_Stated goal_. Below are some records; retype all of them exactly.

┏━━

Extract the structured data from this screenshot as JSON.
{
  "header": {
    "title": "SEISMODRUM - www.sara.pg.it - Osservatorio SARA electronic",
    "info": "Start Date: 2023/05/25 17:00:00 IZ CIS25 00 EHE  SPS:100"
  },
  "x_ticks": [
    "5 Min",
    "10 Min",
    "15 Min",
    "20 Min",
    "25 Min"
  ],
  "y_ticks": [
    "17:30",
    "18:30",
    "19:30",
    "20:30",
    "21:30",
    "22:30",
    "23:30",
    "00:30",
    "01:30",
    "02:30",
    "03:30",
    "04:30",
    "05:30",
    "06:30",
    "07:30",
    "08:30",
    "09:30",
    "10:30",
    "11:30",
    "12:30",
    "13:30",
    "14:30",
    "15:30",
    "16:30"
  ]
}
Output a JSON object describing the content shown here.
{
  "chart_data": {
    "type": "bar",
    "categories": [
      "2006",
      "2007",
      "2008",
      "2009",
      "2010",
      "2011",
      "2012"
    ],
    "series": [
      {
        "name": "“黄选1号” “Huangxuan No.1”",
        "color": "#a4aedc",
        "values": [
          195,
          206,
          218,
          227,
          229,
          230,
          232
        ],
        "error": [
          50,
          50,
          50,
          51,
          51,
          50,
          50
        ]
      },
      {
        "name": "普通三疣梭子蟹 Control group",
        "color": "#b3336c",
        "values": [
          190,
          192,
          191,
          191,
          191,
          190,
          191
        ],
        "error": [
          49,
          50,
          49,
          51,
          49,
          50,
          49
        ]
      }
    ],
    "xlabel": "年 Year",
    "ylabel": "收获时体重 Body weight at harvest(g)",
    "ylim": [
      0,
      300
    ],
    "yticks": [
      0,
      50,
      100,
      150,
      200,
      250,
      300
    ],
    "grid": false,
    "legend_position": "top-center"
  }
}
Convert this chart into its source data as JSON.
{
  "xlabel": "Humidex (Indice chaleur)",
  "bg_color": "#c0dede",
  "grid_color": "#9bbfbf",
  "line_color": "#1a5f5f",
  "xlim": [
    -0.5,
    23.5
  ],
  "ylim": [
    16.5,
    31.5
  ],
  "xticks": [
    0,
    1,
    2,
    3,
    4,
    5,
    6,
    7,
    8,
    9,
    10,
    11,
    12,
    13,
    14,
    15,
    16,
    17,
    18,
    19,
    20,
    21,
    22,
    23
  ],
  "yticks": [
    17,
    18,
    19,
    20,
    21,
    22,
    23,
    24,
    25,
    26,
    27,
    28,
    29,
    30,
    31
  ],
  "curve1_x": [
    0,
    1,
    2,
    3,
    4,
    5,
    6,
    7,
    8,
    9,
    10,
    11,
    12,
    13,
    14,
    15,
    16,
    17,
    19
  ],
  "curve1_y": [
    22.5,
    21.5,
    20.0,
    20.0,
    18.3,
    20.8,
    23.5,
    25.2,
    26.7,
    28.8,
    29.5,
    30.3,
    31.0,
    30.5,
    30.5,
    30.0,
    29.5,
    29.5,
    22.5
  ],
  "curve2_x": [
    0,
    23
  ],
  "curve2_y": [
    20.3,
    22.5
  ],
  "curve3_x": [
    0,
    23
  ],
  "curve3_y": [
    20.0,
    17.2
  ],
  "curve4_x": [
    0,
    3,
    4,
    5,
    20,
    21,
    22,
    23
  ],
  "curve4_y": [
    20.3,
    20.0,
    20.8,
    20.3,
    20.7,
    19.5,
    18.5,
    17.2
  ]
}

┗━━

_Task output_.
Extract the structured data from this screenshot as JSON.
{
  "header": {
    "title": "SEISMODRUM - www.sara.pg.it - Osservatorio SARA electronic",
    "info": "Start Date: 2023/05/25 17:00:00 IZ CIS25 00 EHE  SPS:100"
  },
  "x_ticks": [
    "5 Min",
    "10 Min",
    "15 Min",
    "20 Min",
    "25 Min"
  ],
  "y_ticks": [
    "17:30",
    "18:30",
    "19:30",
    "20:30",
    "21:30",
    "22:30",
    "23:30",
    "00:30",
    "01:30",
    "02:30",
    "03:30",
    "04:30",
    "05:30",
    "06:30",
    "07:30",
    "08:30",
    "09:30",
    "10:30",
    "11:30",
    "12:30",
    "13:30",
    "14:30",
    "15:30",
    "16:30"
  ]
}
Output a JSON object describing the content shown here.
{
  "chart_data": {
    "type": "bar",
    "categories": [
      "2006",
      "2007",
      "2008",
      "2009",
      "2010",
      "2011",
      "2012"
    ],
    "series": [
      {
        "name": "“黄选1号” “Huangxuan No.1”",
        "color": "#a4aedc",
        "values": [
          195,
          206,
          218,
          227,
          229,
          230,
          232
        ],
        "error": [
          50,
          50,
          50,
          51,
          51,
          50,
          50
        ]
      },
      {
        "name": "普通三疣梭子蟹 Control group",
        "color": "#b3336c",
        "values": [
          190,
          192,
          191,
          191,
          191,
          190,
          191
        ],
        "error": [
          49,
          50,
          49,
          51,
          49,
          50,
          49
        ]
      }
    ],
    "xlabel": "年 Year",
    "ylabel": "收获时体重 Body weight at harvest(g)",
    "ylim": [
      0,
      300
    ],
    "yticks": [
      0,
      50,
      100,
      150,
      200,
      250,
      300
    ],
    "grid": false,
    "legend_position": "top-center"
  }
}
Convert this chart into its source data as JSON.
{
  "xlabel": "Humidex (Indice chaleur)",
  "bg_color": "#c0dede",
  "grid_color": "#9bbfbf",
  "line_color": "#1a5f5f",
  "xlim": [
    -0.5,
    23.5
  ],
  "ylim": [
    16.5,
    31.5
  ],
  "xticks": [
    0,
    1,
    2,
    3,
    4,
    5,
    6,
    7,
    8,
    9,
    10,
    11,
    12,
    13,
    14,
    15,
    16,
    17,
    18,
    19,
    20,
    21,
    22,
    23
  ],
  "yticks": [
    17,
    18,
    19,
    20,
    21,
    22,
    23,
    24,
    25,
    26,
    27,
    28,
    29,
    30,
    31
  ],
  "curve1_x": [
    0,
    1,
    2,
    3,
    4,
    5,
    6,
    7,
    8,
    9,
    10,
    11,
    12,
    13,
    14,
    15,
    16,
    17,
    19
  ],
  "curve1_y": [
    22.5,
    21.5,
    20.0,
    20.0,
    18.3,
    20.8,
    23.5,
    25.2,
    26.7,
    28.8,
    29.5,
    30.3,
    31.0,
    30.5,
    30.5,
    30.0,
    29.5,
    29.5,
    22.5
  ],
  "curve2_x": [
    0,
    23
  ],
  "curve2_y": [
    20.3,
    22.5
  ],
  "curve3_x": [
    0,
    23
  ],
  "curve3_y": [
    20.0,
    17.2
  ],
  "curve4_x": [
    0,
    3,
    4,
    5,
    20,
    21,
    22,
    23
  ],
  "curve4_y": [
    20.3,
    20.0,
    20.8,
    20.3,
    20.7,
    19.5,
    18.5,
    17.2
  ]
}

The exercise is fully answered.